** start **

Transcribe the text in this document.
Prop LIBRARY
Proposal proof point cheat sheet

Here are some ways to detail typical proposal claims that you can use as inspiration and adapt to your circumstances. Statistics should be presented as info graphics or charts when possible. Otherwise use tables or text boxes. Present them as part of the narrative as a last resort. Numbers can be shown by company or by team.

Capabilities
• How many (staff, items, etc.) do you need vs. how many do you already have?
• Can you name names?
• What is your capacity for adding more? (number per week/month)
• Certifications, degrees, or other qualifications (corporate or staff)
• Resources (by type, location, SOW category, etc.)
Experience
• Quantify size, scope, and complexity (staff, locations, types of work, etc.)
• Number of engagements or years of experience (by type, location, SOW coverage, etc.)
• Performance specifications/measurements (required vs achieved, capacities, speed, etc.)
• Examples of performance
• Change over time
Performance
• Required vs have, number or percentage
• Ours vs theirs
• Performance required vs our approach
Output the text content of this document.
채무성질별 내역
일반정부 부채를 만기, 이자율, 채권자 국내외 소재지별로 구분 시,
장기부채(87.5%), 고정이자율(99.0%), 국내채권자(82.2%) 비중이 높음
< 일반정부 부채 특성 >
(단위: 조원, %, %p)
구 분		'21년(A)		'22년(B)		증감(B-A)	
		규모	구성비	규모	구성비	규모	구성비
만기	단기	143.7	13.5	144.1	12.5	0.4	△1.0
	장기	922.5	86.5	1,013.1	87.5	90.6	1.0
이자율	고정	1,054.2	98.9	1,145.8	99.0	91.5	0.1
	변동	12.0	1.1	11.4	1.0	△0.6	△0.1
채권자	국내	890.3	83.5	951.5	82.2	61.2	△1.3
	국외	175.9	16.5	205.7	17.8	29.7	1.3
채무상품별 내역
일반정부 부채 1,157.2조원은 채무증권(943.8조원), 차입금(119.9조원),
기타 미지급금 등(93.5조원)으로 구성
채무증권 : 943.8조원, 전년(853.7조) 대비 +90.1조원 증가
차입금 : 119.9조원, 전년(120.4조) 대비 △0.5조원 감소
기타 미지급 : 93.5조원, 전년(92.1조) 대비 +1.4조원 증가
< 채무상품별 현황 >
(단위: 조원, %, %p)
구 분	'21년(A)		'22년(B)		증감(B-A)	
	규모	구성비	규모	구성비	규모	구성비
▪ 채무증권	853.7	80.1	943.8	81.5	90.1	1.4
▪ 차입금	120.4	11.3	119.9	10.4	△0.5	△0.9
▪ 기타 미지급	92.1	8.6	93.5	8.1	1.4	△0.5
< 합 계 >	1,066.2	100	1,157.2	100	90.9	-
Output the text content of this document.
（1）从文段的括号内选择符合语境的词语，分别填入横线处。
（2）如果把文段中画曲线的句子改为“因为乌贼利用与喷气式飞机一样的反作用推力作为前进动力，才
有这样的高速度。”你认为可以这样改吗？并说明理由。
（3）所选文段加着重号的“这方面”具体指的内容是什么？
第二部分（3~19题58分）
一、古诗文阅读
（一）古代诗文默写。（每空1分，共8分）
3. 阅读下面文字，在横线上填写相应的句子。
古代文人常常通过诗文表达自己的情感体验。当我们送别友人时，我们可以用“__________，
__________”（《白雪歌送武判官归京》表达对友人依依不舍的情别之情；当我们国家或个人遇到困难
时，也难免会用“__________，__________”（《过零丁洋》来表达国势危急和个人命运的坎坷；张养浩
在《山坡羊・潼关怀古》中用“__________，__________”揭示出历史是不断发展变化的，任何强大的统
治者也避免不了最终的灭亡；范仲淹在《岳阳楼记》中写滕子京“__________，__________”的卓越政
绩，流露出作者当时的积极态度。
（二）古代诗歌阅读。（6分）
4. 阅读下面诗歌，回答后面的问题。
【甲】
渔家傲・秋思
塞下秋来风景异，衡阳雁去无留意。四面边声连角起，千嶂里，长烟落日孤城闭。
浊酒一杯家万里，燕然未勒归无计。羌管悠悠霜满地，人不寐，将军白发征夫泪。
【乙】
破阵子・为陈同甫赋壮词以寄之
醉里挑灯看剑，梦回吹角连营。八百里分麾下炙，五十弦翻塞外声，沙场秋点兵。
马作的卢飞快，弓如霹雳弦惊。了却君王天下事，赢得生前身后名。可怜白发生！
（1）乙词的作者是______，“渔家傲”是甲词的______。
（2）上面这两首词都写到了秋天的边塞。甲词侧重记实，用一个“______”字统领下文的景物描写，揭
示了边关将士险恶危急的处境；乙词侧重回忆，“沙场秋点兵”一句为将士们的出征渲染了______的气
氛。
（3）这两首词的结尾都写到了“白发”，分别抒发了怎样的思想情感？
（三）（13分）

** end **

Locate the word "沙场秋点兵" in the records above, and return each line that has it.

▶ **TASK ANSWER**
醉里挑灯看剑，梦回吹角连营。八百里分麾下炙，五十弦翻塞外声，沙场秋点兵。
示了边关将士险恶危急的处境；乙词侧重回忆，“沙场秋点兵”一句为将士们的出征渲染了______的气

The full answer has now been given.